**WORK REQUIRED**
Return every line of the listing that contains the string "classic".

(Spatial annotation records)
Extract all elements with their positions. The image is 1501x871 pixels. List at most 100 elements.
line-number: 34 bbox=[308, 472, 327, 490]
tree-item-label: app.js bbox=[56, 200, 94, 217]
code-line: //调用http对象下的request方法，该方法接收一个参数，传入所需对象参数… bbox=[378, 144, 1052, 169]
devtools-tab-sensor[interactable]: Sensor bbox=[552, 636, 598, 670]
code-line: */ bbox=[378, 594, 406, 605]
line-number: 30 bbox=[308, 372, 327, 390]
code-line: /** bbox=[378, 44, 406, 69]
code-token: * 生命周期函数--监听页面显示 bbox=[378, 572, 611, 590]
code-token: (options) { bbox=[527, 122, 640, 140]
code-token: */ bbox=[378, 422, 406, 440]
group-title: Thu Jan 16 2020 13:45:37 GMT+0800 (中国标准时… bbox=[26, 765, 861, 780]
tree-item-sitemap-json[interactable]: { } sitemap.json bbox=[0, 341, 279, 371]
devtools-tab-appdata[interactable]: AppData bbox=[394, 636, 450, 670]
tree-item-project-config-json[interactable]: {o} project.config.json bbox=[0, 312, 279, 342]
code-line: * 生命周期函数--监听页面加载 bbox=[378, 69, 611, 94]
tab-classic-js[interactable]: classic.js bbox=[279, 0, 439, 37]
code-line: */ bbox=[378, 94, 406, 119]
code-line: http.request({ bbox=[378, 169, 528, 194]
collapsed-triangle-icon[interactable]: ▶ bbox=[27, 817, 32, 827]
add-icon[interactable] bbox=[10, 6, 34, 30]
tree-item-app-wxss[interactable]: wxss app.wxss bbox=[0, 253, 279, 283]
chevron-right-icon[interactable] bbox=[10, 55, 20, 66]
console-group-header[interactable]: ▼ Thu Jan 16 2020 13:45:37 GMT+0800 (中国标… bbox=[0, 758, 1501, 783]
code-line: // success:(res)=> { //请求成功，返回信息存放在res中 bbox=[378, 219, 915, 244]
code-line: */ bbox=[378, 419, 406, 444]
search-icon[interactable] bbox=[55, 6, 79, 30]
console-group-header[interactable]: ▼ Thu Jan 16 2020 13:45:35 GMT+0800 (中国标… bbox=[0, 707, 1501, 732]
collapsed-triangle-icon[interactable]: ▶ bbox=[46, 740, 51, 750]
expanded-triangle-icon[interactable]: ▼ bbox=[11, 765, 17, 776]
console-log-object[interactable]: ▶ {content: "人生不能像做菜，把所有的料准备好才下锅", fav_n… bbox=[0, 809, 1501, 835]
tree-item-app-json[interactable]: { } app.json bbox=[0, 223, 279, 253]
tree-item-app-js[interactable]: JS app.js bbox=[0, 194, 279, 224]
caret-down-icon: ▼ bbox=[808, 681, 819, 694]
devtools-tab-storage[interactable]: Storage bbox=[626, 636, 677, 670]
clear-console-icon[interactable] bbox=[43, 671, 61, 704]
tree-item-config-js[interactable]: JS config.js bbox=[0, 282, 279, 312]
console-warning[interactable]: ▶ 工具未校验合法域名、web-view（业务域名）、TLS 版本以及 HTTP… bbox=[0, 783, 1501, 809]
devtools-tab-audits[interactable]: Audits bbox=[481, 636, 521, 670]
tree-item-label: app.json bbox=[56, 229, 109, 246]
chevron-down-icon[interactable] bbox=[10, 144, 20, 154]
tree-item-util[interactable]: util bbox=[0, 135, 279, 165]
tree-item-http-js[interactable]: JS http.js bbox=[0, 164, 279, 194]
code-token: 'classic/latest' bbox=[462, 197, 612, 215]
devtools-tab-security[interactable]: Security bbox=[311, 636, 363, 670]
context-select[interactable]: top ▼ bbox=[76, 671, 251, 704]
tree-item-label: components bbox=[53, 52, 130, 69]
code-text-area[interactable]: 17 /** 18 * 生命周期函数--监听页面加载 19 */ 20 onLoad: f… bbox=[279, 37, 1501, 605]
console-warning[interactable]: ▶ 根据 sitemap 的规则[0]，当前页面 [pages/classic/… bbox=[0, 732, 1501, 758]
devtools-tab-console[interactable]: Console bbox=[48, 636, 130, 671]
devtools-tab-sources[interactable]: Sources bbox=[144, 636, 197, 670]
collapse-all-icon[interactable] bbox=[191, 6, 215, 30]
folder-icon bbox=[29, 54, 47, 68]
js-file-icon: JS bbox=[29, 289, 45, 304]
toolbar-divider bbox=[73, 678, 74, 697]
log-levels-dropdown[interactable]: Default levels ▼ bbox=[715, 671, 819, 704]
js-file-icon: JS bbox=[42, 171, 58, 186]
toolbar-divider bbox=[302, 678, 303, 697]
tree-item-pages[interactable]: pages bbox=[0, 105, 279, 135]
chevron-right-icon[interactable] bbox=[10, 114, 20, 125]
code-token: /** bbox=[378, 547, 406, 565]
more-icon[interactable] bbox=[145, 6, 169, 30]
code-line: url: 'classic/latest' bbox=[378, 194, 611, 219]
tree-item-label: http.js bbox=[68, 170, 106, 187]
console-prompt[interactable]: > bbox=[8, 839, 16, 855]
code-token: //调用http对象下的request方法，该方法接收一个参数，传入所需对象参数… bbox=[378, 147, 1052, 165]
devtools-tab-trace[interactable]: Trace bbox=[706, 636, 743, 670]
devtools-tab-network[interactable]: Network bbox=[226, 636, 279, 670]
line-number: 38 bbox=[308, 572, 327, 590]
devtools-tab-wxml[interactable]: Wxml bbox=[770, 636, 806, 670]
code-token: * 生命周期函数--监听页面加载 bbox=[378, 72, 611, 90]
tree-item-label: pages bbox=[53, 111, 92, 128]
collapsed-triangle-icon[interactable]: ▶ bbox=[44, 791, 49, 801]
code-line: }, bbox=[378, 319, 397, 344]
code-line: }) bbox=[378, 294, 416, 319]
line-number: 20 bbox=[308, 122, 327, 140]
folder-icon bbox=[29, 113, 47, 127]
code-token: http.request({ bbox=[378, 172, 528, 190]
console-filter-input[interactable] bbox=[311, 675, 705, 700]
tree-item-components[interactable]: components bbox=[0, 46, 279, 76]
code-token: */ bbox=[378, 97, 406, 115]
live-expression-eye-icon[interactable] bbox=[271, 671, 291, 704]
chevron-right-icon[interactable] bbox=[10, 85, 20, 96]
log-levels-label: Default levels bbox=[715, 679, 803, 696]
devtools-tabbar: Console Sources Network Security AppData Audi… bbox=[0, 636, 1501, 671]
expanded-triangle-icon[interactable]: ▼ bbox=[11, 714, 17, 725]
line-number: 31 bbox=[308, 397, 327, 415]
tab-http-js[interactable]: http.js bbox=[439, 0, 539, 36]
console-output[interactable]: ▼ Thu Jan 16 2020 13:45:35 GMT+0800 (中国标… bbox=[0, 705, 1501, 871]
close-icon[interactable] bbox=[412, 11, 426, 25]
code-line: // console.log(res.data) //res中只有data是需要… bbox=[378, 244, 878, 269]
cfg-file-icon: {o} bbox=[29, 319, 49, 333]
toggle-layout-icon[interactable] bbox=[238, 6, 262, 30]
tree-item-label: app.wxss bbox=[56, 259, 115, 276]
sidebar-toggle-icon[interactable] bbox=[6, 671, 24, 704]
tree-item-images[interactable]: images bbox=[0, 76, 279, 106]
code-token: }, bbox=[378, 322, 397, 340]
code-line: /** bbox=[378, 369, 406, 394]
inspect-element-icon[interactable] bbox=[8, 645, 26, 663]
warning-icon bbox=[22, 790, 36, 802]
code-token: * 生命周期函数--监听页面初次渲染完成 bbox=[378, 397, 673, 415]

**EXERCISE OUTPUT**
tab-classic-js[interactable]: classic.js bbox=[279, 0, 439, 37]
code-token: 'classic/latest' bbox=[462, 197, 612, 215]
console-warning[interactable]: ▶ 根据 sitemap 的规则[0]，当前页面 [pages/classic/… bbox=[0, 732, 1501, 758]
code-line: url: 'classic/latest' bbox=[378, 194, 611, 219]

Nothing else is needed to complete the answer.